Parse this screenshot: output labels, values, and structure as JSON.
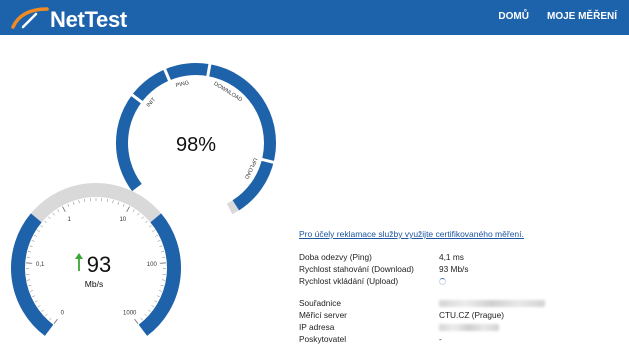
{
  "app": {
    "name": "NetTest"
  },
  "nav": {
    "home": "DOMŮ",
    "my_measurements": "MOJE MĚŘENÍ"
  },
  "progress_gauge": {
    "percent_text": "98%",
    "progress_fraction": 0.98,
    "phases": [
      "INIT",
      "PING",
      "DOWNLOAD",
      "UPLOAD"
    ]
  },
  "speed_gauge": {
    "value": "93",
    "unit": "Mb/s",
    "direction_icon": "up-arrow-icon",
    "tick_labels": [
      "0",
      "0,1",
      "1",
      "10",
      "100",
      "1000"
    ]
  },
  "complaint_link": "Pro účely reklamace služby využijte certifikovaného měření.",
  "results": [
    {
      "label": "Doba odezvy (Ping)",
      "value": "4,1 ms"
    },
    {
      "label": "Rychlost stahování (Download)",
      "value": "93 Mb/s"
    },
    {
      "label": "Rychlost vkládání (Upload)",
      "value": ""
    }
  ],
  "details": [
    {
      "label": "Souřadnice",
      "value": ""
    },
    {
      "label": "Měřicí server",
      "value": "CTU.CZ (Prague)"
    },
    {
      "label": "IP adresa",
      "value": ""
    },
    {
      "label": "Poskytovatel",
      "value": "-"
    }
  ],
  "colors": {
    "header": "#1d63ac",
    "gauge_blue": "#1e62aa",
    "gauge_track": "#d9d9d9",
    "up_arrow": "#3aa635",
    "logo_swoosh": "#f08a24"
  }
}
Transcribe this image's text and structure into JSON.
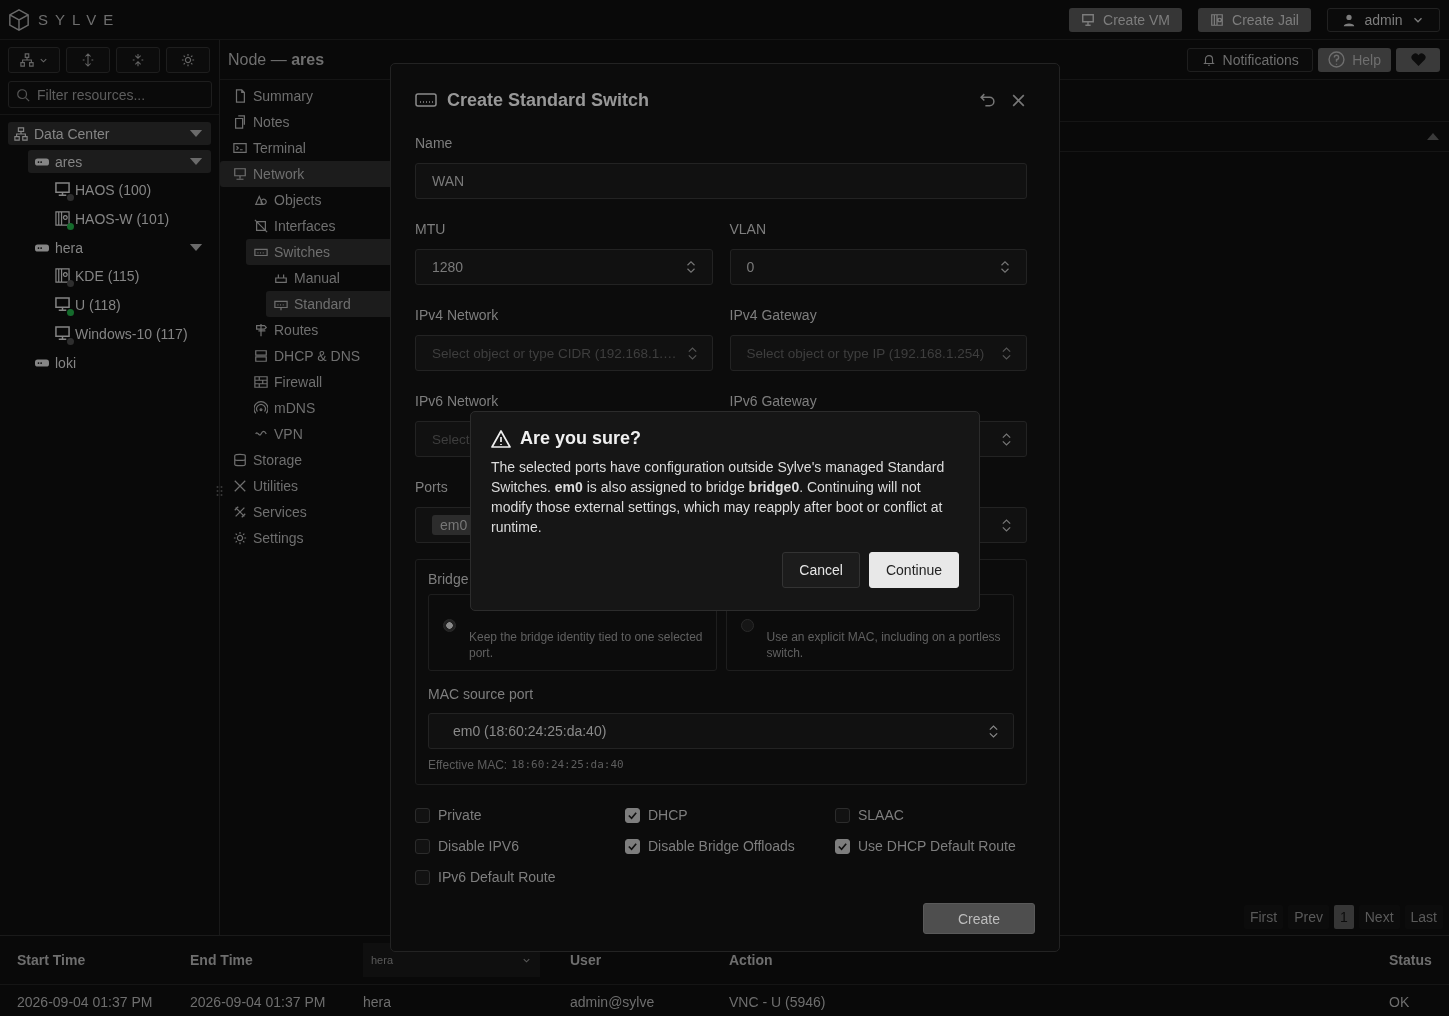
{
  "app": {
    "brand": "SYLVE"
  },
  "top_bar": {
    "buttons": [
      {
        "label": "Create VM",
        "kind": "vm"
      },
      {
        "label": "Create Jail",
        "kind": "jail"
      }
    ],
    "user_menu": {
      "label": "admin"
    }
  },
  "sidebar": {
    "filter": {
      "placeholder": "Filter resources..."
    },
    "tree": [
      {
        "label": "Data Center",
        "kind": "datacenter",
        "highlighted": true,
        "expanded": true,
        "children": [
          {
            "label": "ares",
            "kind": "node",
            "highlighted": true,
            "expanded": true,
            "children": [
              {
                "label": "HAOS (100)",
                "kind": "vm",
                "running": false
              },
              {
                "label": "HAOS-W (101)",
                "kind": "jail",
                "running": true
              }
            ]
          },
          {
            "label": "hera",
            "kind": "node",
            "highlighted": false,
            "expanded": true,
            "children": [
              {
                "label": "KDE (115)",
                "kind": "jail",
                "running": false
              },
              {
                "label": "U (118)",
                "kind": "vm",
                "running": true
              },
              {
                "label": "Windows-10 (117)",
                "kind": "vm",
                "running": false
              }
            ]
          },
          {
            "label": "loki",
            "kind": "node",
            "highlighted": false
          }
        ]
      }
    ]
  },
  "header": {
    "title": "Node — **ares**",
    "buttons": [
      {
        "label": "Notifications",
        "kind": "notifications"
      },
      {
        "label": "Help",
        "kind": "help"
      },
      {
        "kind": "favorite"
      }
    ]
  },
  "node_menu": {
    "items": [
      {
        "label": "Summary",
        "highlighted": false
      },
      {
        "label": "Notes",
        "highlighted": false
      },
      {
        "label": "Terminal",
        "highlighted": false
      },
      {
        "label": "Network",
        "highlighted": true,
        "children": [
          {
            "label": "Objects",
            "highlighted": false
          },
          {
            "label": "Interfaces",
            "highlighted": false
          },
          {
            "label": "Switches",
            "highlighted": true,
            "children": [
              {
                "label": "Manual",
                "highlighted": false
              },
              {
                "label": "Standard",
                "highlighted": true
              }
            ]
          },
          {
            "label": "Routes",
            "highlighted": false
          },
          {
            "label": "DHCP & DNS",
            "highlighted": false
          },
          {
            "label": "Firewall",
            "highlighted": false
          },
          {
            "label": "mDNS",
            "highlighted": false
          },
          {
            "label": "VPN",
            "highlighted": false
          }
        ]
      },
      {
        "label": "Storage",
        "highlighted": false
      },
      {
        "label": "Utilities",
        "highlighted": false
      },
      {
        "label": "Services",
        "highlighted": false
      },
      {
        "label": "Settings",
        "highlighted": false
      }
    ]
  },
  "pagination": [
    {
      "label": "First",
      "selected": false
    },
    {
      "label": "Prev",
      "selected": false
    },
    {
      "label": "1",
      "selected": true
    },
    {
      "label": "Next",
      "selected": false
    },
    {
      "label": "Last",
      "selected": false
    }
  ],
  "log_table": {
    "columns": [
      {
        "kind": "text",
        "label": "Start Time"
      },
      {
        "kind": "text",
        "label": "End Time"
      },
      {
        "kind": "filter",
        "value": "hera"
      },
      {
        "kind": "text",
        "label": "User"
      },
      {
        "kind": "text",
        "label": "Action"
      },
      {
        "kind": "text",
        "label": "Status"
      }
    ],
    "rows": [
      [
        "2026-09-04 01:37 PM",
        "2026-09-04 01:37 PM",
        "hera",
        "admin@sylve",
        "VNC - U (5946)",
        "OK"
      ]
    ]
  },
  "modal": {
    "title": "Create Standard Switch",
    "name": {
      "label": "Name",
      "value": "WAN"
    },
    "mtu": {
      "label": "MTU",
      "value": "1280"
    },
    "vlan": {
      "label": "VLAN",
      "value": "0"
    },
    "ipv4_network": {
      "label": "IPv4 Network",
      "placeholder": "Select object or type CIDR (192.168.1.…"
    },
    "ipv4_gateway": {
      "label": "IPv4 Gateway",
      "placeholder": "Select object or type IP (192.168.1.254)"
    },
    "ipv6_network": {
      "label": "IPv6 Network",
      "placeholder": "Select"
    },
    "ipv6_gateway": {
      "label": "IPv6 Gateway"
    },
    "ports": {
      "label": "Ports",
      "chips": [
        "em0"
      ]
    },
    "bridge": {
      "label": "Bridge",
      "options": [
        {
          "description": "Keep the bridge identity tied to one selected port.",
          "selected": true
        },
        {
          "description": "Use an explicit MAC, including on a portless switch.",
          "selected": false
        }
      ],
      "mac_source_port": {
        "label": "MAC source port",
        "value": "em0 (18:60:24:25:da:40)"
      },
      "effective_mac": {
        "label": "Effective MAC:",
        "value": "18:60:24:25:da:40"
      }
    },
    "checkboxes": [
      {
        "label": "Private",
        "checked": false
      },
      {
        "label": "DHCP",
        "checked": true
      },
      {
        "label": "SLAAC",
        "checked": false
      },
      {
        "label": "Disable IPV6",
        "checked": false
      },
      {
        "label": "Disable Bridge Offloads",
        "checked": true
      },
      {
        "label": "Use DHCP Default Route",
        "checked": true
      },
      {
        "label": "IPv6 Default Route",
        "checked": false
      }
    ],
    "create_button": "Create"
  },
  "dialog": {
    "title": "Are you sure?",
    "message": "The selected ports have configuration outside Sylve's managed Standard Switches. **em0** is also assigned to bridge **bridge0**. Continuing will not modify those external settings, which may reapply after boot or conflict at runtime.",
    "buttons": [
      {
        "label": "Cancel",
        "kind": "secondary"
      },
      {
        "label": "Continue",
        "kind": "primary"
      }
    ]
  }
}
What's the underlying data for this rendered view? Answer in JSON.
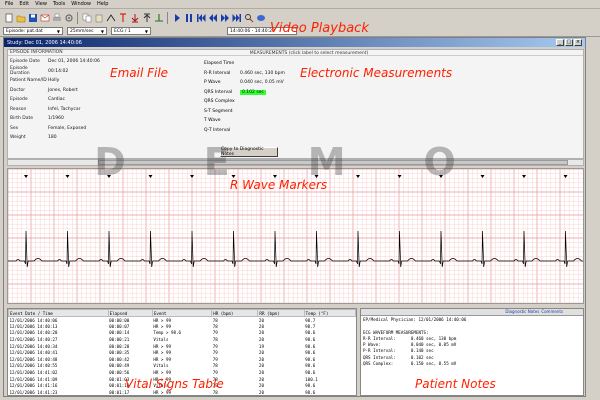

----

Repeat the records above exactly, omitting every picture.

Parse this screenshot: output labels, values, and structure as JSON.
{
  "app": {
    "name": "NetTest"
  },
  "nav": {
    "home": "DOMŮ",
    "my_measurements": "MOJE MĚŘENÍ"
  },
  "progress_gauge": {
    "percent_text": "98%",
    "progress_fraction": 0.98,
    "phases": [
      "INIT",
      "PING",
      "DOWNLOAD",
      "UPLOAD"
    ]
  },
  "speed_gauge": {
    "value": "93",
    "unit": "Mb/s",
    "direction_icon": "up-arrow-icon",
    "tick_labels": [
      "0",
      "0,1",
      "1",
      "10",
      "100",
      "1000"
    ]
  },
  "complaint_link": "Pro účely reklamace služby využijte certifikovaného měření.",
  "results": [
    {
      "label": "Doba odezvy (Ping)",
      "value": "4,1 ms"
    },
    {
      "label": "Rychlost stahování (Download)",
      "value": "93 Mb/s"
    },
    {
      "label": "Rychlost vkládání (Upload)",
      "value": ""
    }
  ],
  "details": [
    {
      "label": "Souřadnice",
      "value": ""
    },
    {
      "label": "Měřicí server",
      "value": "CTU.CZ (Prague)"
    },
    {
      "label": "IP adresa",
      "value": ""
    },
    {
      "label": "Poskytovatel",
      "value": "-"
    }
  ],
  "colors": {
    "header": "#1d63ac",
    "gauge_blue": "#1e62aa",
    "gauge_track": "#d9d9d9",
    "up_arrow": "#3aa635",
    "logo_swoosh": "#f08a24"
  }
}
Transcribe this image's text and structure into JSON.
{
  "app": {
    "brand": "SYLVE"
  },
  "top_bar": {
    "buttons": [
      {
        "label": "Create VM",
        "kind": "vm"
      },
      {
        "label": "Create Jail",
        "kind": "jail"
      }
    ],
    "user_menu": {
      "label": "admin"
    }
  },
  "sidebar": {
    "filter": {
      "placeholder": "Filter resources..."
    },
    "tree": [
      {
        "label": "Data Center",
        "kind": "datacenter",
        "highlighted": true,
        "expanded": true,
        "children": [
          {
            "label": "ares",
            "kind": "node",
            "highlighted": true,
            "expanded": true,
            "children": [
              {
                "label": "HAOS (100)",
                "kind": "vm",
                "running": false
              },
              {
                "label": "HAOS-W (101)",
                "kind": "jail",
                "running": true
              }
            ]
          },
          {
            "label": "hera",
            "kind": "node",
            "highlighted": false,
            "expanded": true,
            "children": [
              {
                "label": "KDE (115)",
                "kind": "jail",
                "running": false
              },
              {
                "label": "U (118)",
                "kind": "vm",
                "running": true
              },
              {
                "label": "Windows-10 (117)",
                "kind": "vm",
                "running": false
              }
            ]
          },
          {
            "label": "loki",
            "kind": "node",
            "highlighted": false
          }
        ]
      }
    ]
  },
  "header": {
    "title": "Node — **ares**",
    "buttons": [
      {
        "label": "Notifications",
        "kind": "notifications"
      },
      {
        "label": "Help",
        "kind": "help"
      },
      {
        "kind": "favorite"
      }
    ]
  },
  "node_menu": {
    "items": [
      {
        "label": "Summary",
        "highlighted": false
      },
      {
        "label": "Notes",
        "highlighted": false
      },
      {
        "label": "Terminal",
        "highlighted": false
      },
      {
        "label": "Network",
        "highlighted": true,
        "children": [
          {
            "label": "Objects",
            "highlighted": false
          },
          {
            "label": "Interfaces",
            "highlighted": false
          },
          {
            "label": "Switches",
            "highlighted": true,
            "children": [
              {
                "label": "Manual",
                "highlighted": false
              },
              {
                "label": "Standard",
                "highlighted": true
              }
            ]
          },
          {
            "label": "Routes",
            "highlighted": false
          },
          {
            "label": "DHCP & DNS",
            "highlighted": false
          },
          {
            "label": "Firewall",
            "highlighted": false
          },
          {
            "label": "mDNS",
            "highlighted": false
          },
          {
            "label": "VPN",
            "highlighted": false
          }
        ]
      },
      {
        "label": "Storage",
        "highlighted": false
      },
      {
        "label": "Utilities",
        "highlighted": false
      },
      {
        "label": "Services",
        "highlighted": false
      },
      {
        "label": "Settings",
        "highlighted": false
      }
    ]
  },
  "pagination": [
    {
      "label": "First",
      "selected": false
    },
    {
      "label": "Prev",
      "selected": false
    },
    {
      "label": "1",
      "selected": true
    },
    {
      "label": "Next",
      "selected": false
    },
    {
      "label": "Last",
      "selected": false
    }
  ],
  "log_table": {
    "columns": [
      {
        "kind": "text",
        "label": "Start Time"
      },
      {
        "kind": "text",
        "label": "End Time"
      },
      {
        "kind": "filter",
        "value": "hera"
      },
      {
        "kind": "text",
        "label": "User"
      },
      {
        "kind": "text",
        "label": "Action"
      },
      {
        "kind": "text",
        "label": "Status"
      }
    ],
    "rows": [
      [
        "2026-09-04 01:37 PM",
        "2026-09-04 01:37 PM",
        "hera",
        "admin@sylve",
        "VNC - U (5946)",
        "OK"
      ]
    ]
  },
  "modal": {
    "title": "Create Standard Switch",
    "name": {
      "label": "Name",
      "value": "WAN"
    },
    "mtu": {
      "label": "MTU",
      "value": "1280"
    },
    "vlan": {
      "label": "VLAN",
      "value": "0"
    },
    "ipv4_network": {
      "label": "IPv4 Network",
      "placeholder": "Select object or type CIDR (192.168.1.…"
    },
    "ipv4_gateway": {
      "label": "IPv4 Gateway",
      "placeholder": "Select object or type IP (192.168.1.254)"
    },
    "ipv6_network": {
      "label": "IPv6 Network",
      "placeholder": "Select"
    },
    "ipv6_gateway": {
      "label": "IPv6 Gateway"
    },
    "ports": {
      "label": "Ports",
      "chips": [
        "em0"
      ]
    },
    "bridge": {
      "label": "Bridge",
      "options": [
        {
          "description": "Keep the bridge identity tied to one selected port.",
          "selected": true
        },
        {
          "description": "Use an explicit MAC, including on a portless switch.",
          "selected": false
        }
      ],
      "mac_source_port": {
        "label": "MAC source port",
        "value": "em0 (18:60:24:25:da:40)"
      },
      "effective_mac": {
        "label": "Effective MAC:",
        "value": "18:60:24:25:da:40"
      }
    },
    "checkboxes": [
      {
        "label": "Private",
        "checked": false
      },
      {
        "label": "DHCP",
        "checked": true
      },
      {
        "label": "SLAAC",
        "checked": false
      },
      {
        "label": "Disable IPV6",
        "checked": false
      },
      {
        "label": "Disable Bridge Offloads",
        "checked": true
      },
      {
        "label": "Use DHCP Default Route",
        "checked": true
      },
      {
        "label": "IPv6 Default Route",
        "checked": false
      }
    ],
    "create_button": "Create"
  },
  "dialog": {
    "title": "Are you sure?",
    "message": "The selected ports have configuration outside Sylve's managed Standard Switches. **em0** is also assigned to bridge **bridge0**. Continuing will not modify those external settings, which may reapply after boot or conflict at runtime.",
    "buttons": [
      {
        "label": "Cancel",
        "kind": "secondary"
      },
      {
        "label": "Continue",
        "kind": "primary"
      }
    ]
  }
}
What's the underlying data for this rendered view? Answer in JSON.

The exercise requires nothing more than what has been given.